» The request: Among the lines below, list those containing the string "different".

========================

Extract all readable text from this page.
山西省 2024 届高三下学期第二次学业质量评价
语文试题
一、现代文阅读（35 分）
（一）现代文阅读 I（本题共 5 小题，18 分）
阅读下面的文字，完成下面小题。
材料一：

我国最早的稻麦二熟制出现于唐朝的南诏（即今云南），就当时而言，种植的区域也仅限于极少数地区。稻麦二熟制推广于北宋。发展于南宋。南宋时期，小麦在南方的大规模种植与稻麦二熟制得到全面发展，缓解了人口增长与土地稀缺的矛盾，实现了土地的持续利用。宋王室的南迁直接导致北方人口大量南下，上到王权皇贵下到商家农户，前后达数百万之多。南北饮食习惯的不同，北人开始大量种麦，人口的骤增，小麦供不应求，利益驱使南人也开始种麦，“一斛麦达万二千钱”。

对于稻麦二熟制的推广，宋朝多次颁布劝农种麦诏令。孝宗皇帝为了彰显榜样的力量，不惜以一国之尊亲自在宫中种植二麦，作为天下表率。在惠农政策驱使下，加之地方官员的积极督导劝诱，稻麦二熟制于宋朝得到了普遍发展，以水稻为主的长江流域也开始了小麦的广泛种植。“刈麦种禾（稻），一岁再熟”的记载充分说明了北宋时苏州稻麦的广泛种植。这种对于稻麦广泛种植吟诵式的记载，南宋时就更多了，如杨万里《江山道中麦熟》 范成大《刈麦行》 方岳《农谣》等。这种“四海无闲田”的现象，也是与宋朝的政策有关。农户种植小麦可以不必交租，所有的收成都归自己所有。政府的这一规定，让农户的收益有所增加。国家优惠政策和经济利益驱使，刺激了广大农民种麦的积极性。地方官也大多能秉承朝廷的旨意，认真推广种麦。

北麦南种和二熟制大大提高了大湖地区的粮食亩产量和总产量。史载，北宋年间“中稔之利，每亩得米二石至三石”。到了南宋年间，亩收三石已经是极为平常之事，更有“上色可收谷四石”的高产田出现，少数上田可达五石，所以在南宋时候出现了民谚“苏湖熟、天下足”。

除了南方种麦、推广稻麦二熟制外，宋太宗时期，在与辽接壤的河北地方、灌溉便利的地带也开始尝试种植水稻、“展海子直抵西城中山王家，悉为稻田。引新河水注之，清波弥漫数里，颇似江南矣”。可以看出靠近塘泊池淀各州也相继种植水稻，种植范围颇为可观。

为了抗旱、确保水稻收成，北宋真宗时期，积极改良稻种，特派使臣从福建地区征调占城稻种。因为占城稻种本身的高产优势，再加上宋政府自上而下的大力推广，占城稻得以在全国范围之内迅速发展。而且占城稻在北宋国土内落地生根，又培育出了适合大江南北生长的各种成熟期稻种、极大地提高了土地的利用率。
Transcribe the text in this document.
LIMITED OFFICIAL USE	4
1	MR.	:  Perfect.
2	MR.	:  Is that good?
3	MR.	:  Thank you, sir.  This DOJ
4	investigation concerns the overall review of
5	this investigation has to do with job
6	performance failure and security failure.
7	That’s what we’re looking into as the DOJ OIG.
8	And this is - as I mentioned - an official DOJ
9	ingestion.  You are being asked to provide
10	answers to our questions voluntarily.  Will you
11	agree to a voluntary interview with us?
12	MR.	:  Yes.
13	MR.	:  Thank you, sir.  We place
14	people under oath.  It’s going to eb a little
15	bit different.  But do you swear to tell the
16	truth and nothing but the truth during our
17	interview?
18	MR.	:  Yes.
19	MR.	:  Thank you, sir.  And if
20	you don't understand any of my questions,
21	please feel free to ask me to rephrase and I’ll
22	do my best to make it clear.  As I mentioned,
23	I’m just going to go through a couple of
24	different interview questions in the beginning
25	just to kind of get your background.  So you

========================

» Result:
15	bit different.  But do you swear to tell the
24	different interview questions in the beginning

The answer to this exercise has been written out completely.